— begin —

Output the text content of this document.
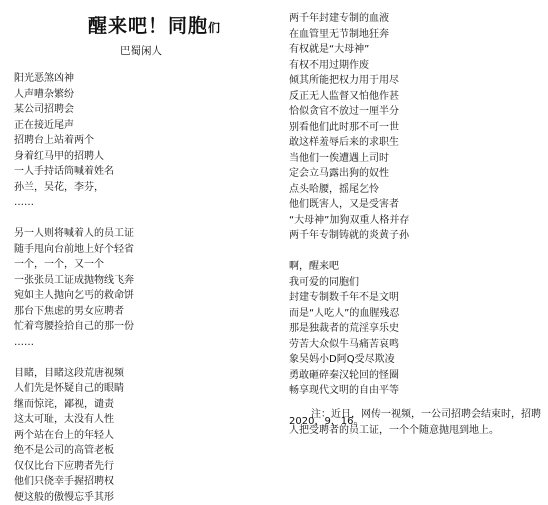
醒来吧！同胞们
巴蜀闲人
阳光恶煞凶神
人声嘈杂繁纷
某公司招聘会
正在接近尾声
招聘台上站着两个
身着红马甲的招聘人
一人手持话筒喊着姓名
孙兰，吴花，李芬，
……
另一人则将喊着人的员工证
随手甩向台前地上好个轻省
一个，一个，又一个
一张张员工证成抛物线飞奔
宛如主人抛向乞丐的救命饼
那台下焦虑的男女应聘者
忙着弯腰捡拾自己的那一份
……
目睹，目睹这段荒唐视频
人们先是怀疑自己的眼睛
继而惊诧，鄙视，谴责
这太可耻，太没有人性
两个站在台上的年轻人
绝不是公司的高管老板
仅仅比台下应聘者先行
他们只侥幸手握招聘权
便这般的傲慢忘乎其形
两千年封建专制的血液
在血管里无节制地狂奔
有权就是“大母神”
有权不用过期作废
倾其所能把权力用于用尽
反正无人监督又怕他作甚
恰似贪官不放过一厘半分
别看他们此时那不可一世
敢这样羞辱后来的求职生
当他们一俟遭遇上司时
定会立马露出狗的奴性
点头哈腰，摇尾乞怜
他们既害人，又是受害者
“大母神”加狗双重人格并存
两千年专制铸就的炎黄子孙
啊，醒来吧
我可爱的同胞们
封建专制数千年不是文明
而是“人吃人”的血腥残忍
那是独裁者的荒淫享乐史
劳苦大众似牛马痛苦哀鸣
象吴妈小D阿Q受尽欺凌
勇敢砸碎秦汉轮回的怪圈
畅享现代文明的自由平等
2020，9，16。
注：近日，网传一视频，一公司招聘会结束时，招聘人把受聘者的员工证，一个个随意抛甩到地上。
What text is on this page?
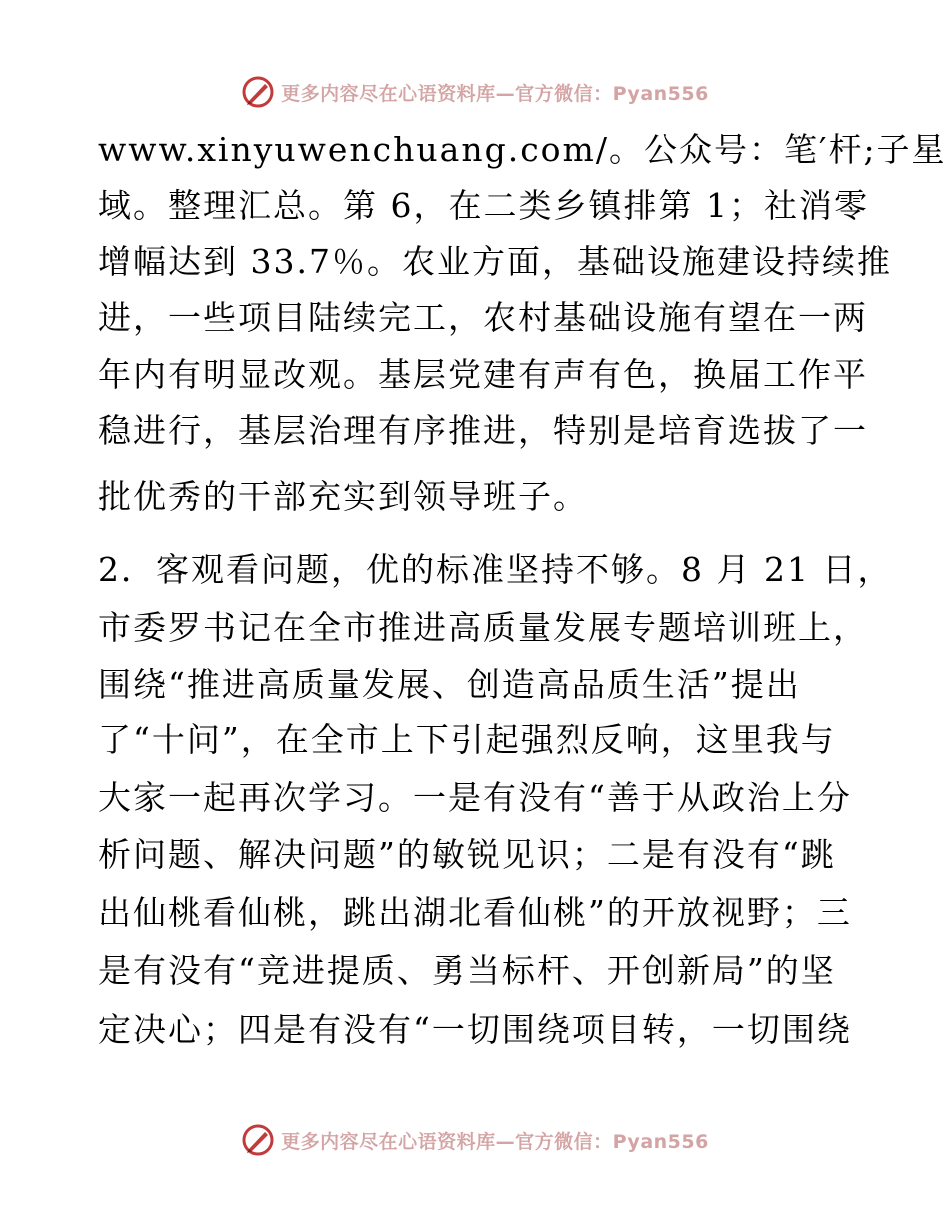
更多内容尽在心语资料库—官方微信：Pyan556
www.xinyuwenchuang.com/。公众号：笔′杆;子星
域。整理汇总。第 6，在二类乡镇排第 1；社消零
增幅达到 33.7％。农业方面，基础设施建设持续推
进，一些项目陆续完工，农村基础设施有望在一两
年内有明显改观。基层党建有声有色，换届工作平
稳进行，基层治理有序推进，特别是培育选拔了一
批优秀的干部充实到领导班子。
2．客观看问题，优的标准坚持不够。8 月 21 日，
市委罗书记在全市推进高质量发展专题培训班上，
围绕“推进高质量发展、创造高品质生活”提出
了“十问”，在全市上下引起强烈反响，这里我与
大家一起再次学习。一是有没有“善于从政治上分
析问题、解决问题”的敏锐见识；二是有没有“跳
出仙桃看仙桃，跳出湖北看仙桃”的开放视野；三
是有没有“竞进提质、勇当标杆、开创新局”的坚
定决心；四是有没有“一切围绕项目转，一切围绕
更多内容尽在心语资料库—官方微信：Pyan556
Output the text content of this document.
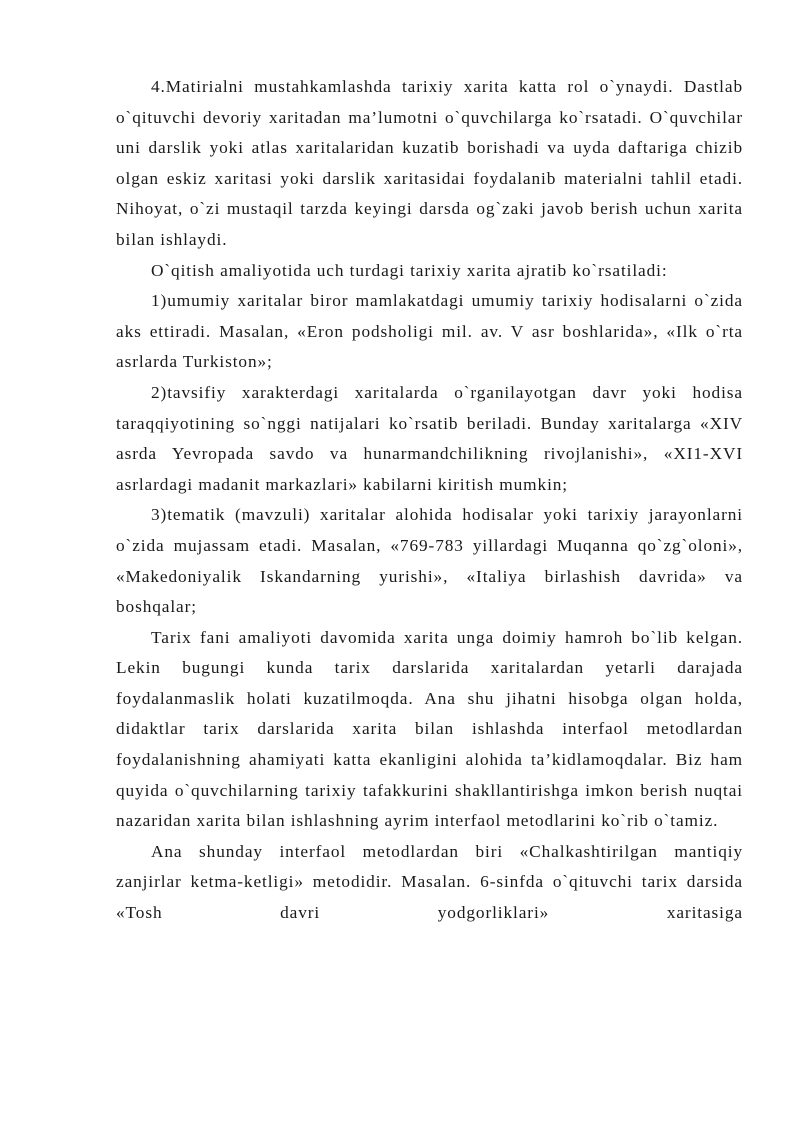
4.Matirialni mustahkamlashda tarixiy xarita katta rol o`ynaydi. Dastlab o`qituvchi devoriy xaritadan ma’lumotni o`quvchilarga ko`rsatadi. O`quvchilar uni darslik yoki atlas xaritalaridan kuzatib borishadi va uyda daftariga chizib olgan eskiz xaritasi yoki darslik xaritasidai foydalanib materialni tahlil etadi. Nihoyat, o`zi mustaqil tarzda keyingi darsda og`zaki javob berish uchun xarita bilan ishlaydi.

O`qitish amaliyotida uch turdagi tarixiy xarita ajratib ko`rsatiladi:

1)umumiy xaritalar biror mamlakatdagi umumiy tarixiy hodisalarni o`zida aks ettiradi. Masalan, «Eron podsholigi mil. av. V asr boshlarida», «Ilk o`rta asrlarda Turkiston»;

2)tavsifiy xarakterdagi xaritalarda o`rganilayotgan davr yoki hodisa taraqqiyotining so`nggi natijalari ko`rsatib beriladi. Bunday xaritalarga «XIV asrda Yevropada savdo va hunarmandchilikning rivojlanishi», «XI1-XVI asrlardagi madanit markazlari» kabilarni kiritish mumkin;

3)tematik (mavzuli) xaritalar alohida hodisalar yoki tarixiy jarayonlarni o`zida mujassam etadi. Masalan, «769-783 yillardagi Muqanna qo`zg`oloni», «Makedoniyalik Iskandarning yurishi», «Italiya birlashish davrida» va boshqalar;

Tarix fani amaliyoti davomida xarita unga doimiy hamroh bo`lib kelgan. Lekin bugungi kunda tarix darslarida xaritalardan yetarli darajada foydalanmaslik holati kuzatilmoqda. Ana shu jihatni hisobga olgan holda, didaktlar tarix darslarida xarita bilan ishlashda interfaol metodlardan foydalanishning ahamiyati katta ekanligini alohida ta’kidlamoqdalar. Biz ham quyida o`quvchilarning tarixiy tafakkurini shakllantirishga imkon berish nuqtai nazaridan xarita bilan ishlashning ayrim interfaol metodlarini ko`rib o`tamiz.

Ana shunday interfaol metodlardan biri «Chalkashtirilgan mantiqiy zanjirlar ketma-ketligi» metodidir. Masalan. 6-sinfda o`qituvchi tarix darsida «Tosh davri yodgorliklari» xaritasiga
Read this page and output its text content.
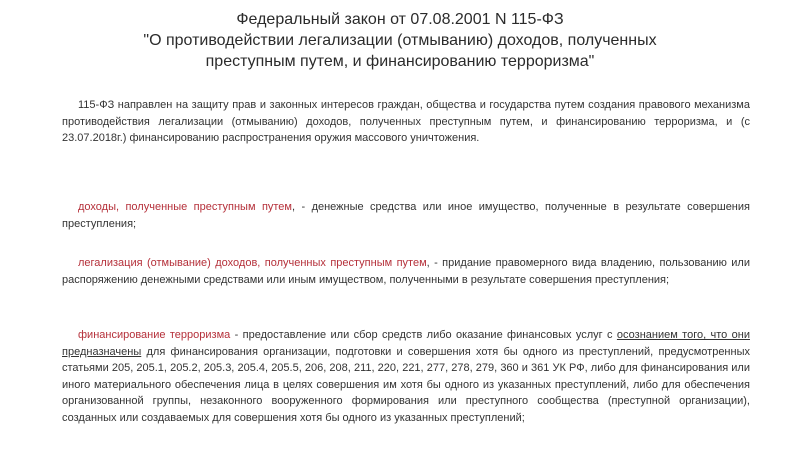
Федеральный закон от 07.08.2001 N 115-ФЗ
"О противодействии легализации (отмыванию) доходов, полученных
преступным путем, и финансированию терроризма"
115-ФЗ направлен на защиту прав и законных интересов граждан, общества и государства путем создания правового механизма противодействия легализации (отмыванию) доходов, полученных преступным путем, и финансированию терроризма, и (с 23.07.2018г.) финансированию распространения оружия массового уничтожения.
доходы, полученные преступным путем, - денежные средства или иное имущество, полученные в результате совершения преступления;
легализация (отмывание) доходов, полученных преступным путем, - придание правомерного вида владению, пользованию или распоряжению денежными средствами или иным имуществом, полученными в результате совершения преступления;
финансирование терроризма - предоставление или сбор средств либо оказание финансовых услуг с осознанием того, что они предназначены для финансирования организации, подготовки и совершения хотя бы одного из преступлений, предусмотренных статьями 205, 205.1, 205.2, 205.3, 205.4, 205.5, 206, 208, 211, 220, 221, 277, 278, 279, 360 и 361 УК РФ, либо для финансирования или иного материального обеспечения лица в целях совершения им хотя бы одного из указанных преступлений, либо для обеспечения организованной группы, незаконного вооруженного формирования или преступного сообщества (преступной организации), созданных или создаваемых для совершения хотя бы одного из указанных преступлений;
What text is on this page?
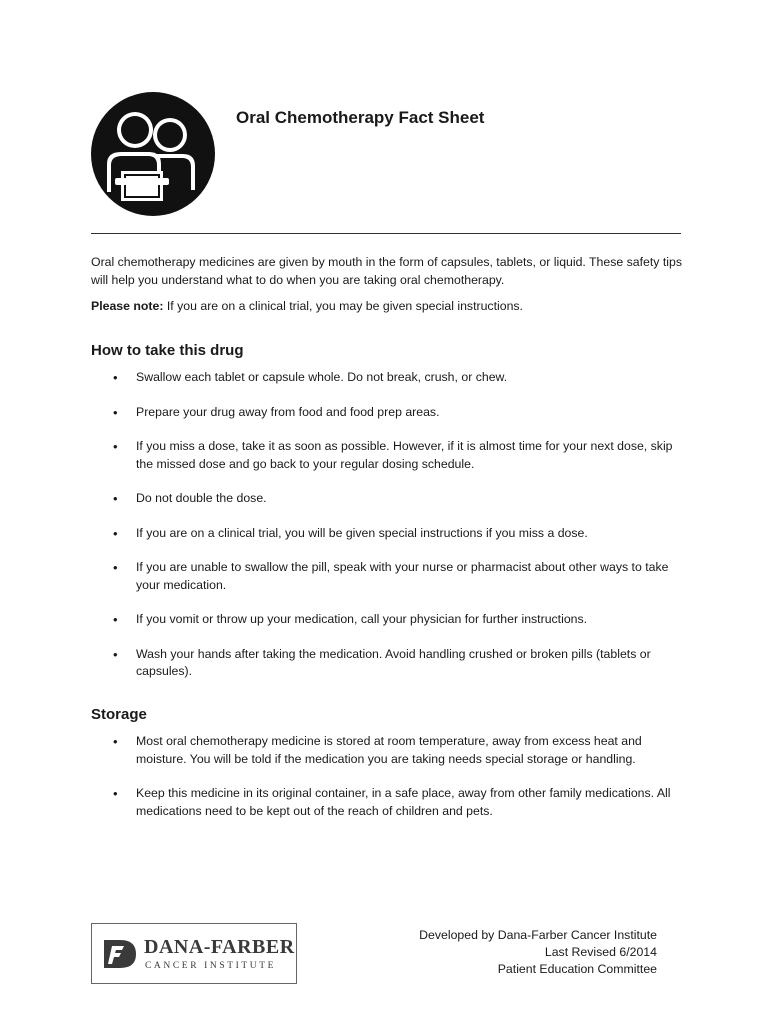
Oral Chemotherapy Fact Sheet

Oral chemotherapy medicines are given by mouth in the form of capsules, tablets, or liquid. These safety tips will help you understand what to do when you are taking oral chemotherapy.

Please note: If you are on a clinical trial, you may be given special instructions.

How to take this drug
• Swallow each tablet or capsule whole. Do not break, crush, or chew.
• Prepare your drug away from food and food prep areas.
• If you miss a dose, take it as soon as possible. However, if it is almost time for your next dose, skip the missed dose and go back to your regular dosing schedule.
• Do not double the dose.
• If you are on a clinical trial, you will be given special instructions if you miss a dose.
• If you are unable to swallow the pill, speak with your nurse or pharmacist about other ways to take your medication.
• If you vomit or throw up your medication, call your physician for further instructions.
• Wash your hands after taking the medication. Avoid handling crushed or broken pills (tablets or capsules).
Storage
• Most oral chemotherapy medicine is stored at room temperature, away from excess heat and moisture. You will be told if the medication you are taking needs special storage or handling.
• Keep this medicine in its original container, in a safe place, away from other family medications. All medications need to be kept out of the reach of children and pets.
DANA-FARBER
CANCER INSTITUTE
Developed by Dana-Farber Cancer Institute
Last Revised 6/2014
Patient Education Committee
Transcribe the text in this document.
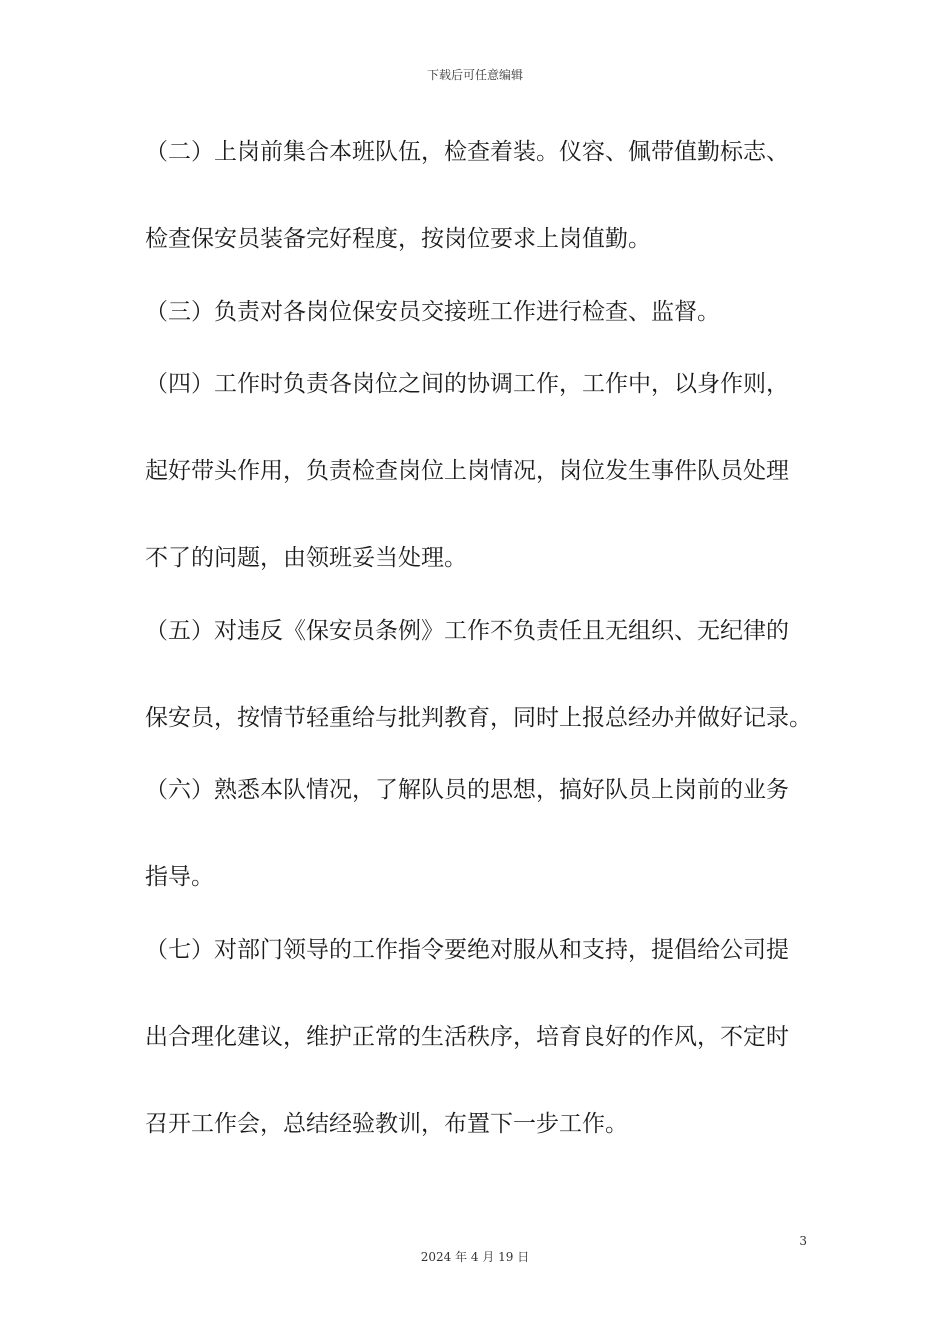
下载后可任意编辑
（二）上岗前集合本班队伍，检查着装。仪容、佩带值勤标志、
检查保安员装备完好程度，按岗位要求上岗值勤。
（三）负责对各岗位保安员交接班工作进行检查、监督。
（四）工作时负责各岗位之间的协调工作，工作中，以身作则，
起好带头作用，负责检查岗位上岗情况，岗位发生事件队员处理
不了的问题，由领班妥当处理。
（五）对违反《保安员条例》工作不负责任且无组织、无纪律的
保安员，按情节轻重给与批判教育，同时上报总经办并做好记录。
（六）熟悉本队情况，了解队员的思想，搞好队员上岗前的业务
指导。
（七）对部门领导的工作指令要绝对服从和支持，提倡给公司提
出合理化建议，维护正常的生活秩序，培育良好的作风，不定时
召开工作会，总结经验教训，布置下一步工作。
3
2024 年 4 月 19 日
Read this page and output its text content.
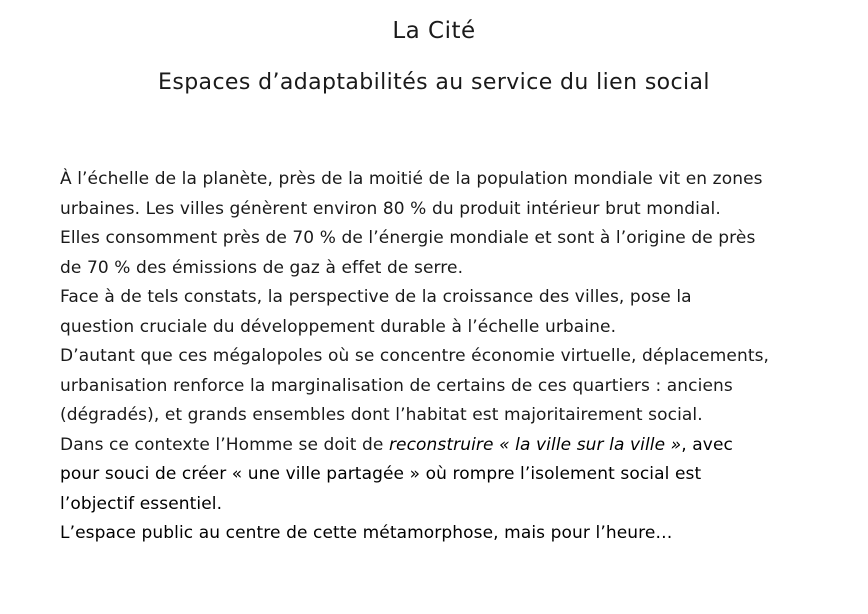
La Cité
Espaces d’adaptabilités au service du lien social
À l’échelle de la planète, près de la moitié de la population mondiale vit en zones
urbaines. Les villes génèrent environ 80 % du produit intérieur brut mondial.
Elles consomment près de 70 % de l’énergie mondiale et sont à l’origine de près
de 70 % des émissions de gaz à effet de serre.
Face à de tels constats, la perspective de la croissance des villes, pose la
question cruciale du développement durable à l’échelle urbaine.
D’autant que ces mégalopoles où se concentre économie virtuelle, déplacements,
urbanisation renforce la marginalisation de certains de ces quartiers : anciens
(dégradés), et grands ensembles dont l’habitat est majoritairement social.
Dans ce contexte l’Homme se doit de reconstruire « la ville sur la ville », avec
pour souci de créer « une ville partagée » où rompre l’isolement social est
l’objectif essentiel.
L’espace public au centre de cette métamorphose, mais pour l’heure…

— end —

Go through the material above and count the lines that include "финансированию". Give the number alone.

#### [Exercise result]
2